=== TASK INSTRUCTIONS ===
Locate and copy each line in the data that contains the word "What".

[Figure dataset records]
----------

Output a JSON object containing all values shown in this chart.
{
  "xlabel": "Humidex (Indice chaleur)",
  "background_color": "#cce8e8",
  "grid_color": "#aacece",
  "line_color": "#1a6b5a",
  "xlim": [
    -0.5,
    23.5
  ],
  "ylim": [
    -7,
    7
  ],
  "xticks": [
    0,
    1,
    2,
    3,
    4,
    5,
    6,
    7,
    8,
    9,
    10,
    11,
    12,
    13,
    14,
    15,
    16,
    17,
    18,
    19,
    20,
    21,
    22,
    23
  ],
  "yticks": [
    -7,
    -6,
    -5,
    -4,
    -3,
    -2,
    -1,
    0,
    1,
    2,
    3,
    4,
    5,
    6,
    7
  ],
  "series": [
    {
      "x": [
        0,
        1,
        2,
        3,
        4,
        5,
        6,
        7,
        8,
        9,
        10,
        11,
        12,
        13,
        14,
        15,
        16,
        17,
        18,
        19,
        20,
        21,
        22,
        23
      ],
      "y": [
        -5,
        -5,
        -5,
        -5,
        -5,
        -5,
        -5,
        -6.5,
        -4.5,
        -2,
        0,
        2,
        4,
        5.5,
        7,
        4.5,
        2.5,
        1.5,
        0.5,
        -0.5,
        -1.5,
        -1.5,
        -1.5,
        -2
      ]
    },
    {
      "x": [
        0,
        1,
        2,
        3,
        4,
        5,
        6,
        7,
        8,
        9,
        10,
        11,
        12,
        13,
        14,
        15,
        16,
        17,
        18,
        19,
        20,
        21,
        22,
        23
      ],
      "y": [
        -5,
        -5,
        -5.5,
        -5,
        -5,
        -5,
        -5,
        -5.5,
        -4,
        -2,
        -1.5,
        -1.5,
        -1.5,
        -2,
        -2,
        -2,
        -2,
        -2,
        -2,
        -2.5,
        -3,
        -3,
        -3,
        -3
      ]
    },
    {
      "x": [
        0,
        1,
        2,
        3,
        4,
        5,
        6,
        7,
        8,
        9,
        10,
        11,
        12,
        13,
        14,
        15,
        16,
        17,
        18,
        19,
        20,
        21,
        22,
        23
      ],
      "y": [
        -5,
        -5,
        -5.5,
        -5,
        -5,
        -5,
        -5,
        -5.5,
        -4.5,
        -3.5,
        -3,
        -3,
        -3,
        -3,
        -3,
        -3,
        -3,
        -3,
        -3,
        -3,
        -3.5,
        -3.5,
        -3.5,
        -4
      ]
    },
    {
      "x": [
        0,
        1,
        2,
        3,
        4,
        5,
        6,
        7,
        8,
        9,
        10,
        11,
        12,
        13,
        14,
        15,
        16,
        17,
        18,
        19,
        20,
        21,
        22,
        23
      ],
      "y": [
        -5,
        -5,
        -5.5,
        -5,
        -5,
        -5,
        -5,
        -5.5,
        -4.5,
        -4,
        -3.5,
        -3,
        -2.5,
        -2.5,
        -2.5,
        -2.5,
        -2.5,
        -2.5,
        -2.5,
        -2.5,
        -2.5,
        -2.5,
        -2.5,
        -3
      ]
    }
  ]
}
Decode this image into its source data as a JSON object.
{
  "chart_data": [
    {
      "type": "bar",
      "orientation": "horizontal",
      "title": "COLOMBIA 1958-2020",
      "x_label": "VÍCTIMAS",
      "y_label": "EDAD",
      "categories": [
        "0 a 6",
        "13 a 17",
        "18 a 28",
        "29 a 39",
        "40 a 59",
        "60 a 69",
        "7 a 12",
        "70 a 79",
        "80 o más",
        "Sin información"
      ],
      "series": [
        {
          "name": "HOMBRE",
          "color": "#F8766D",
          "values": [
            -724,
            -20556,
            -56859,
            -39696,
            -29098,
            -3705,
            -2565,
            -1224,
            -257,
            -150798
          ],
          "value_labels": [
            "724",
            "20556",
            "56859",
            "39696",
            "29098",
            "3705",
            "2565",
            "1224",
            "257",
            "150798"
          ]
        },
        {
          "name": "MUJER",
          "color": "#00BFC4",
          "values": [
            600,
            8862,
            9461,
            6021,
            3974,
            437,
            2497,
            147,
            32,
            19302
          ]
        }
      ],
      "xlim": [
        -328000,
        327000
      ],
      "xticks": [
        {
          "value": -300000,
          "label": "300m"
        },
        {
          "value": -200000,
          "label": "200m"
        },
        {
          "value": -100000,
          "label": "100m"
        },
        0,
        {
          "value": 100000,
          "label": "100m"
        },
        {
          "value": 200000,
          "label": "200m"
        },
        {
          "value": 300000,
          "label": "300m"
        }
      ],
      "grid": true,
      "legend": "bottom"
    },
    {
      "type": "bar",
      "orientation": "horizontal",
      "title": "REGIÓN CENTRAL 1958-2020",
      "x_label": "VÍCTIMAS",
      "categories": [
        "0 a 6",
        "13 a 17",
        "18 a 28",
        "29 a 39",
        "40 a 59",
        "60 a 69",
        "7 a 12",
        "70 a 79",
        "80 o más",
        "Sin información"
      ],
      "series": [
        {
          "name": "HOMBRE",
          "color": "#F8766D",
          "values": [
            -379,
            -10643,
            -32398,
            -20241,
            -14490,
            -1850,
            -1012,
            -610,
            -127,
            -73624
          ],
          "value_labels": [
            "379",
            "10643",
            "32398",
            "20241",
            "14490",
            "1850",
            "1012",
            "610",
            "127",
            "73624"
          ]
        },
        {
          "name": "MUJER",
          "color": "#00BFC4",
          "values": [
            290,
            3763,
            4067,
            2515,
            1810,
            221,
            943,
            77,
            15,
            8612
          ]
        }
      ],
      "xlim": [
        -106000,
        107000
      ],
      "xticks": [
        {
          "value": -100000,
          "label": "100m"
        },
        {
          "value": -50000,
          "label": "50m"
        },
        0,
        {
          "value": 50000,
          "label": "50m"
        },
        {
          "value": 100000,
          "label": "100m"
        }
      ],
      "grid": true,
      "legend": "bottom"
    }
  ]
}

----------

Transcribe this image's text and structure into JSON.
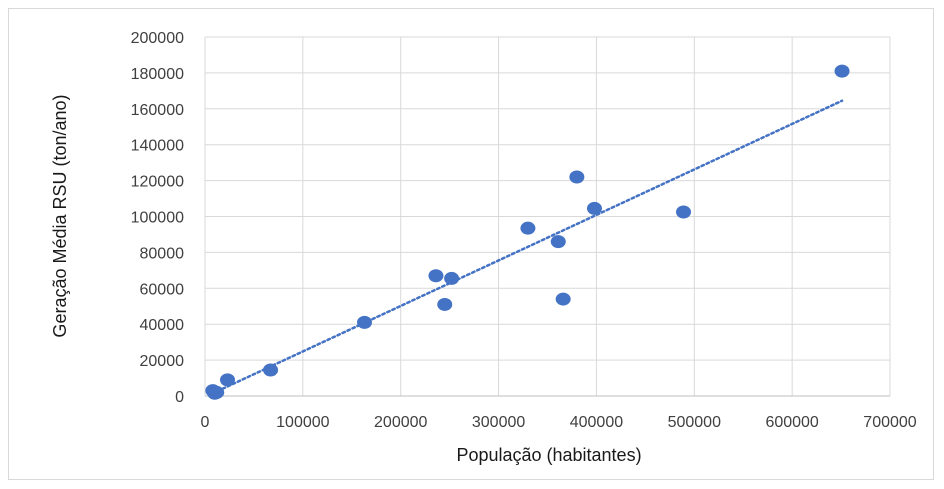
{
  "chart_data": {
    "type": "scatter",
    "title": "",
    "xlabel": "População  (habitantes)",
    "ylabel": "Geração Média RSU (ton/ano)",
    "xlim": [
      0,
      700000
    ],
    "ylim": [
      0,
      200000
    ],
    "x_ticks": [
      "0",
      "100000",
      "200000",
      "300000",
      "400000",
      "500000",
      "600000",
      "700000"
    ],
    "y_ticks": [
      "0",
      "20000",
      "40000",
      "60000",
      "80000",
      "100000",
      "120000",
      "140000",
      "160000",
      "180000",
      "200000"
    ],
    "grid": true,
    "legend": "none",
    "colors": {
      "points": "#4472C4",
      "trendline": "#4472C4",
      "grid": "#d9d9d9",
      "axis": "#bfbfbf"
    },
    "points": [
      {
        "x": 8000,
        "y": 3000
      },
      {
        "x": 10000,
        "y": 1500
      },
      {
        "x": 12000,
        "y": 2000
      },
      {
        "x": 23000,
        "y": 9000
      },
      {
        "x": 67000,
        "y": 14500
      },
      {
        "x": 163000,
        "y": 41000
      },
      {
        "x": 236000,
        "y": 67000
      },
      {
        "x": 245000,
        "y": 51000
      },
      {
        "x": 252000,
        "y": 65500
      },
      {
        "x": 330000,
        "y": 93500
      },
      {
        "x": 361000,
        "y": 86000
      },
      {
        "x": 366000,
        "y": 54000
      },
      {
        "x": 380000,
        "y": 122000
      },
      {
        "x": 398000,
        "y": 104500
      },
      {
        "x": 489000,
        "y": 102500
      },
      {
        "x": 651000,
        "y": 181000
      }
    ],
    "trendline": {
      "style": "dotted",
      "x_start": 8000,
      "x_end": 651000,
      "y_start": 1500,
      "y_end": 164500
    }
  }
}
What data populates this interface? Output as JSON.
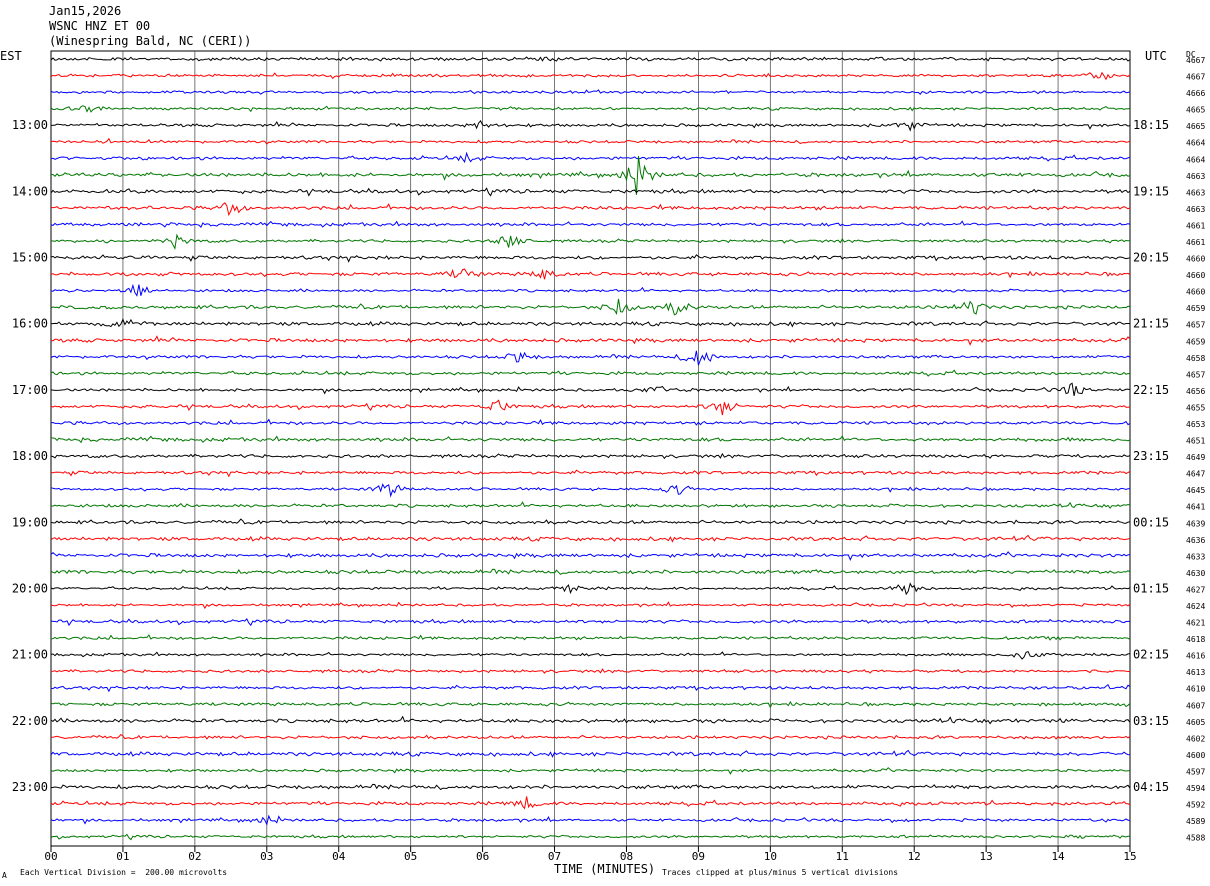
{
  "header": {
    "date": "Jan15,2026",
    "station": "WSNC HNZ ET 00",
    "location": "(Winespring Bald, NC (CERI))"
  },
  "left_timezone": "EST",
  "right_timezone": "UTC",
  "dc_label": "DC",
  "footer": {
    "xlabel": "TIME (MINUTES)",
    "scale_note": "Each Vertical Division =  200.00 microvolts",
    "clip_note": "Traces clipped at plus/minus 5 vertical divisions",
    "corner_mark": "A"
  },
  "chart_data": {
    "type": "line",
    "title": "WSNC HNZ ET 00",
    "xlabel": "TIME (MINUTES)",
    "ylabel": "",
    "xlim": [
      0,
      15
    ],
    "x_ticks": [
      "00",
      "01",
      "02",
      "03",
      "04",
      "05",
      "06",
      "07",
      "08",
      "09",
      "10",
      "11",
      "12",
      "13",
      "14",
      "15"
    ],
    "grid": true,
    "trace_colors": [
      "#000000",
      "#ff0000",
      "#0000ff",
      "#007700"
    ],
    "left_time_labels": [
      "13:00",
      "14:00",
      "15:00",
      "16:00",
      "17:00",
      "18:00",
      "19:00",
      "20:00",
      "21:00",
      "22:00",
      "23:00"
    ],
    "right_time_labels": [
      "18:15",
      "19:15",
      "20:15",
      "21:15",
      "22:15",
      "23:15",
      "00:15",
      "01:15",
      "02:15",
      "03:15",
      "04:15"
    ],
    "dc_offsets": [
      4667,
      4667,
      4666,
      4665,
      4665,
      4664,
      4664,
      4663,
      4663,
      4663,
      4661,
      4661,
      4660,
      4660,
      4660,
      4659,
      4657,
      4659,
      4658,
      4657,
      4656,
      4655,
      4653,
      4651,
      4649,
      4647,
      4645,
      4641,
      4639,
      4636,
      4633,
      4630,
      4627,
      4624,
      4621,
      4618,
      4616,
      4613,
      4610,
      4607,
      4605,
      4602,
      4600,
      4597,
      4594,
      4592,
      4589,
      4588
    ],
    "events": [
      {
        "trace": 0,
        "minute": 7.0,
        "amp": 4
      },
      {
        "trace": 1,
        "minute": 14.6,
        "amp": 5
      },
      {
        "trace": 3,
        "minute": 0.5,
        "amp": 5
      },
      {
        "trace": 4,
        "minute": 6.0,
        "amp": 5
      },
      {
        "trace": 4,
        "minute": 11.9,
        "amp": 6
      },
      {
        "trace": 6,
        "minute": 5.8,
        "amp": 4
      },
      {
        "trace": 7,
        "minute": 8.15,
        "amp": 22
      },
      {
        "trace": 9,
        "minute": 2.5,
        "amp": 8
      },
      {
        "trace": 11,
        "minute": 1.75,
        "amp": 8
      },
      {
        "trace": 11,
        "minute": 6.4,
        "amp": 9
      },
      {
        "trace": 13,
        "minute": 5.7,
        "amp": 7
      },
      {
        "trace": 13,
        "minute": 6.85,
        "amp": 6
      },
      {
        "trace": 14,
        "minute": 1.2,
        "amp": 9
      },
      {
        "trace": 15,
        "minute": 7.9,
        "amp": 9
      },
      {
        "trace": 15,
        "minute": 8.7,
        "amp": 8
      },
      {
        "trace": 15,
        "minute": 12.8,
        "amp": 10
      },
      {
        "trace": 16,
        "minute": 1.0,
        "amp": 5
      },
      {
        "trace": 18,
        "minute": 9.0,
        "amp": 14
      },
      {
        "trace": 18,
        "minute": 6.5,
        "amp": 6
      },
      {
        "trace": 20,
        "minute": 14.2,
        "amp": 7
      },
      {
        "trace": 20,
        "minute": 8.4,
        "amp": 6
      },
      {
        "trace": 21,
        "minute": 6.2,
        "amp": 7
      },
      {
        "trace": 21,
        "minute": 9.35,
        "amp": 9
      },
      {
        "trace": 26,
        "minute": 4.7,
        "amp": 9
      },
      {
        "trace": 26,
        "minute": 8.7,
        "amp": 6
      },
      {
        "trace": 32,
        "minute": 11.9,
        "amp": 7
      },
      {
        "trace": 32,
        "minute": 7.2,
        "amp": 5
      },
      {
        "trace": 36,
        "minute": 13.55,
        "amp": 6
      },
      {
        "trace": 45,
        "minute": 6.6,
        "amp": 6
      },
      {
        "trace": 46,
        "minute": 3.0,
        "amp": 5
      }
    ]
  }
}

----------

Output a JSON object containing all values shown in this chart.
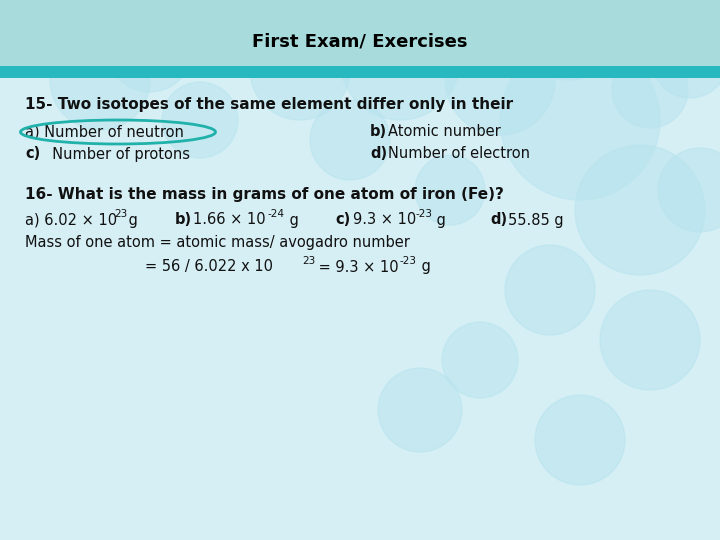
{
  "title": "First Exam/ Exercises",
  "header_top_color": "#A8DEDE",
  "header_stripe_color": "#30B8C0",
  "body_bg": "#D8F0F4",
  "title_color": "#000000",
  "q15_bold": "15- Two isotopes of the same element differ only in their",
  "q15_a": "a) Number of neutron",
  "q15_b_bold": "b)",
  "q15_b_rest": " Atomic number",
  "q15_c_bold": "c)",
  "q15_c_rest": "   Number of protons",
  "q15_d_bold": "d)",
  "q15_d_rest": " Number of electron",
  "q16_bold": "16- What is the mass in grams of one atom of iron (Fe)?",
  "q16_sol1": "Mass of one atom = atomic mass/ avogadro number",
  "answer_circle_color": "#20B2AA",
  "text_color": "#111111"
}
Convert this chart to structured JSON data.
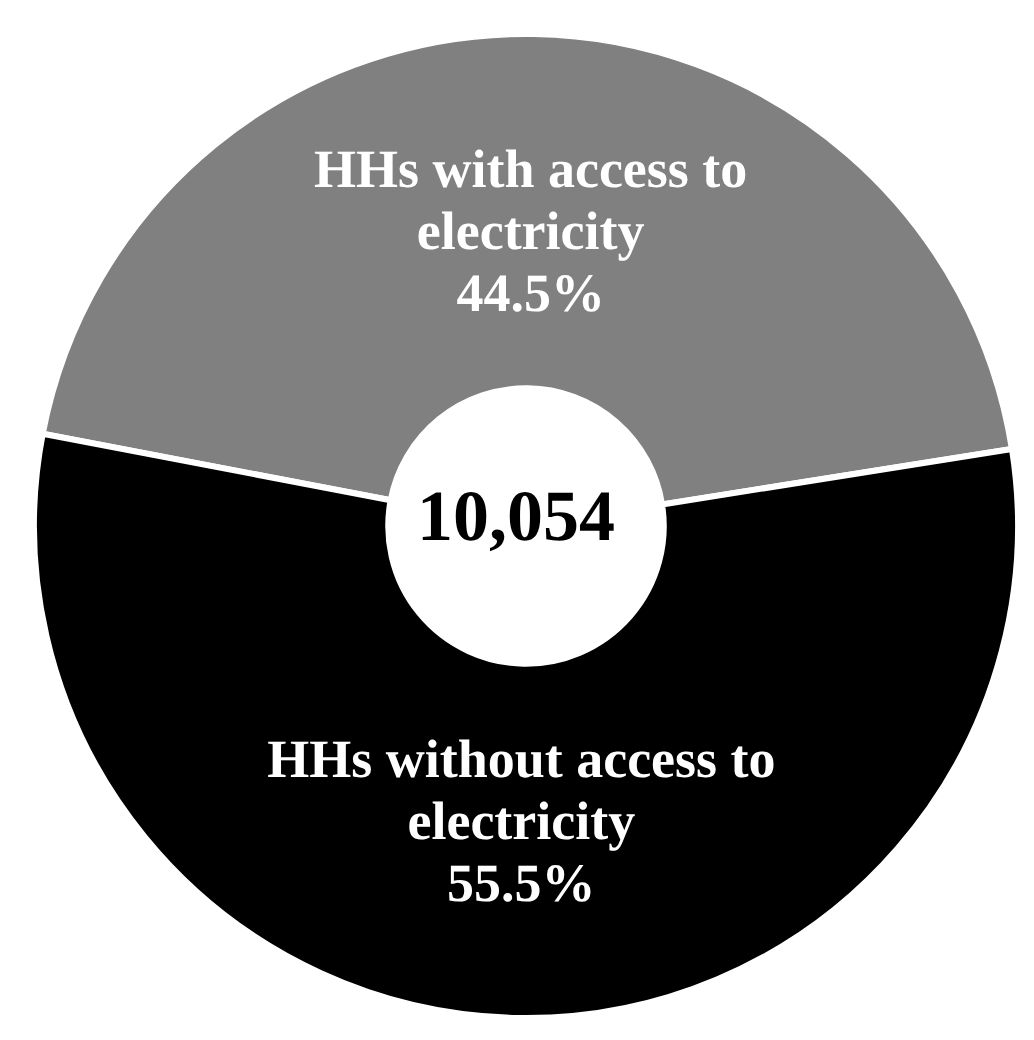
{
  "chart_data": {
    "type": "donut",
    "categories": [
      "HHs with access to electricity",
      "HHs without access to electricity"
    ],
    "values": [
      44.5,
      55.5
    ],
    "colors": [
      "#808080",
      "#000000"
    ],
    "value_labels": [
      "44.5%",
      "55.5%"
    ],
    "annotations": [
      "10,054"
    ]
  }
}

----------

=== TASK RESPONSE ===
What data populates this interface? Output as JSON.
  "q16_bold": "16- What is the mass in grams of one atom of iron (Fe)?",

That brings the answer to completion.